Convert every line of the records below into a numbered list, leaving out any blank lines.

═════ Supplied records ═════

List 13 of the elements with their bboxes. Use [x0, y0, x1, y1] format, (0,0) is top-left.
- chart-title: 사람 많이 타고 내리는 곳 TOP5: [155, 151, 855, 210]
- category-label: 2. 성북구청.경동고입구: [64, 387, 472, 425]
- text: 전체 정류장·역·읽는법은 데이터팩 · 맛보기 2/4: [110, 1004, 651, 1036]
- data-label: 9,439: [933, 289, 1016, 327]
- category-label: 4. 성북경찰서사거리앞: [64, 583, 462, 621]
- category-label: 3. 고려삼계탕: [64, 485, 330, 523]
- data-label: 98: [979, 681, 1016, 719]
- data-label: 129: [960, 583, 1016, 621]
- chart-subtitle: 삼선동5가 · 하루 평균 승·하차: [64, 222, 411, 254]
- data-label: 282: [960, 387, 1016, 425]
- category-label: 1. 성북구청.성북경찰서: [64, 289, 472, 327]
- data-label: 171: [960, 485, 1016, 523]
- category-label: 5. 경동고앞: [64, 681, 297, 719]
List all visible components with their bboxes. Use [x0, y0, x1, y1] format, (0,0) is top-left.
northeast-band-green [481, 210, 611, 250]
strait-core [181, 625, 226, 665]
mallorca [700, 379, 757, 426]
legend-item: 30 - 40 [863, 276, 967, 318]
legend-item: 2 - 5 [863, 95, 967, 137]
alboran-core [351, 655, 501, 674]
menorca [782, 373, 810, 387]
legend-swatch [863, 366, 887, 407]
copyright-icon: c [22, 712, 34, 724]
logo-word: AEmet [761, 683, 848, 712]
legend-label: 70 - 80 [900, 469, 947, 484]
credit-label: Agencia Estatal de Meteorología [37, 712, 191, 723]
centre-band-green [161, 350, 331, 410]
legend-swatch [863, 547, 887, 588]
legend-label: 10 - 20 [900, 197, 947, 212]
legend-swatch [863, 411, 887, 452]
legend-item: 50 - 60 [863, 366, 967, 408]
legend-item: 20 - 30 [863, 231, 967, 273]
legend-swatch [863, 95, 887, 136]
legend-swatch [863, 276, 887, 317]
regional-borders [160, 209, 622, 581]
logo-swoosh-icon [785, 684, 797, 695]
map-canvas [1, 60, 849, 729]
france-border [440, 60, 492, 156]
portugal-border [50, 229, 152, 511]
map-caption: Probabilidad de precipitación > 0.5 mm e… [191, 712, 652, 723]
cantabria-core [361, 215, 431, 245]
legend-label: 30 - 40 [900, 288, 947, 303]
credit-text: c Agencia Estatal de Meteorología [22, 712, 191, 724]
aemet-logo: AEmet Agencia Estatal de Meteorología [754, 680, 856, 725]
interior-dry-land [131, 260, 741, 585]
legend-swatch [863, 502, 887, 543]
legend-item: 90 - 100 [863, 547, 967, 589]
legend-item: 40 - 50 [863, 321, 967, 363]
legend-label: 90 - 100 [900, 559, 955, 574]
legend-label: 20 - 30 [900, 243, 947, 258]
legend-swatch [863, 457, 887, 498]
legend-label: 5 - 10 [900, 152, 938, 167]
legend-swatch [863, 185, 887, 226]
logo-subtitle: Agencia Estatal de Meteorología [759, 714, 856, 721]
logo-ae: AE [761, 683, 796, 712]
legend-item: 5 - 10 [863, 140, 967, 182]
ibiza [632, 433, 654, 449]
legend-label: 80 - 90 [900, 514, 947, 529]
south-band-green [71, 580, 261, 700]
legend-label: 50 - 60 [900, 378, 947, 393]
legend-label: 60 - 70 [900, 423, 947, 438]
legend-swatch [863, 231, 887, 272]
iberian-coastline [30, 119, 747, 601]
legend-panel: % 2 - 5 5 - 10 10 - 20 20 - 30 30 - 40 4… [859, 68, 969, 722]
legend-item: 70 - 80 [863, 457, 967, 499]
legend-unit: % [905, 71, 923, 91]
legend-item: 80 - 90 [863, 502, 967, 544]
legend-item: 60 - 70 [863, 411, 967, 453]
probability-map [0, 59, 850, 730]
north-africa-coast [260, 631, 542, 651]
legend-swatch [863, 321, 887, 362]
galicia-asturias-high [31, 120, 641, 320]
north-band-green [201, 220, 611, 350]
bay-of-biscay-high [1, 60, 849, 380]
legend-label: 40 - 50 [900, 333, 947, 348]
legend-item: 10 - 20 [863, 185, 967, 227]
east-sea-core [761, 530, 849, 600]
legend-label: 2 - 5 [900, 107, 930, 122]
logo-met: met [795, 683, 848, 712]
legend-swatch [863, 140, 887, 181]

═════

■ **Solved exercise**:
1. List 13 of the elements with their bboxes. Use [x0, y0, x1, y1] format, (0,0) is top-left.
2. - chart-title: 사람 많이 타고 내리는 곳 TOP5: [155, 151, 855, 210]
3. - category-label: 2. 성북구청.경동고입구: [64, 387, 472, 425]
4. - text: 전체 정류장·역·읽는법은 데이터팩 · 맛보기 2/4: [110, 1004, 651, 1036]
5. - data-label: 9,439: [933, 289, 1016, 327]
6. - category-label: 4. 성북경찰서사거리앞: [64, 583, 462, 621]
7. - category-label: 3. 고려삼계탕: [64, 485, 330, 523]
8. - data-label: 98: [979, 681, 1016, 719]
9. - data-label: 129: [960, 583, 1016, 621]
10. - chart-subtitle: 삼선동5가 · 하루 평균 승·하차: [64, 222, 411, 254]
11. - data-label: 282: [960, 387, 1016, 425]
12. - category-label: 1. 성북구청.성북경찰서: [64, 289, 472, 327]
13. - data-label: 171: [960, 485, 1016, 523]
14. - category-label: 5. 경동고앞: [64, 681, 297, 719]
15. List all visible components with their bboxes. Use [x0, y0, x1, y1] format, (0,0) is top-left.
16. northeast-band-green [481, 210, 611, 250]
17. strait-core [181, 625, 226, 665]
18. mallorca [700, 379, 757, 426]
19. legend-item: 30 - 40 [863, 276, 967, 318]
20. legend-item: 2 - 5 [863, 95, 967, 137]
21. alboran-core [351, 655, 501, 674]
22. menorca [782, 373, 810, 387]
23. legend-swatch [863, 366, 887, 407]
24. copyright-icon: c [22, 712, 34, 724]
25. logo-word: AEmet [761, 683, 848, 712]
26. legend-label: 70 - 80 [900, 469, 947, 484]
27. credit-label: Agencia Estatal de Meteorología [37, 712, 191, 723]
28. centre-band-green [161, 350, 331, 410]
29. legend-swatch [863, 547, 887, 588]
30. legend-label: 10 - 20 [900, 197, 947, 212]
31. legend-swatch [863, 411, 887, 452]
32. legend-item: 50 - 60 [863, 366, 967, 408]
33. legend-item: 20 - 30 [863, 231, 967, 273]
34. legend-swatch [863, 95, 887, 136]
35. legend-swatch [863, 276, 887, 317]
36. regional-borders [160, 209, 622, 581]
37. logo-swoosh-icon [785, 684, 797, 695]
38. map-canvas [1, 60, 849, 729]
39. france-border [440, 60, 492, 156]
40. portugal-border [50, 229, 152, 511]
41. map-caption: Probabilidad de precipitación > 0.5 mm e… [191, 712, 652, 723]
42. cantabria-core [361, 215, 431, 245]
43. legend-label: 30 - 40 [900, 288, 947, 303]
44. credit-text: c Agencia Estatal de Meteorología [22, 712, 191, 724]
45. aemet-logo: AEmet Agencia Estatal de Meteorología [754, 680, 856, 725]
46. interior-dry-land [131, 260, 741, 585]
47. legend-swatch [863, 502, 887, 543]
48. legend-item: 90 - 100 [863, 547, 967, 589]
49. legend-item: 40 - 50 [863, 321, 967, 363]
50. legend-label: 90 - 100 [900, 559, 955, 574]
51. legend-label: 20 - 30 [900, 243, 947, 258]
52. legend-swatch [863, 457, 887, 498]
53. legend-label: 5 - 10 [900, 152, 938, 167]
54. legend-swatch [863, 185, 887, 226]
55. logo-subtitle: Agencia Estatal de Meteorología [759, 714, 856, 721]
56. logo-ae: AE [761, 683, 796, 712]
57. legend-item: 5 - 10 [863, 140, 967, 182]
58. ibiza [632, 433, 654, 449]
59. legend-label: 80 - 90 [900, 514, 947, 529]
60. south-band-green [71, 580, 261, 700]
61. legend-label: 50 - 60 [900, 378, 947, 393]
62. legend-label: 60 - 70 [900, 423, 947, 438]
63. legend-swatch [863, 231, 887, 272]
64. iberian-coastline [30, 119, 747, 601]
65. legend-panel: % 2 - 5 5 - 10 10 - 20 20 - 30 30 - 40 4… [859, 68, 969, 722]
66. legend-item: 70 - 80 [863, 457, 967, 499]
67. legend-unit: % [905, 71, 923, 91]
68. legend-item: 80 - 90 [863, 502, 967, 544]
69. legend-item: 60 - 70 [863, 411, 967, 453]
70. probability-map [0, 59, 850, 730]
71. north-africa-coast [260, 631, 542, 651]
72. legend-swatch [863, 321, 887, 362]
73. galicia-asturias-high [31, 120, 641, 320]
74. north-band-green [201, 220, 611, 350]
75. bay-of-biscay-high [1, 60, 849, 380]
76. legend-label: 40 - 50 [900, 333, 947, 348]
77. legend-item: 10 - 20 [863, 185, 967, 227]
78. east-sea-core [761, 530, 849, 600]
79. legend-label: 2 - 5 [900, 107, 930, 122]
80. logo-met: met [795, 683, 848, 712]
81. legend-swatch [863, 140, 887, 181]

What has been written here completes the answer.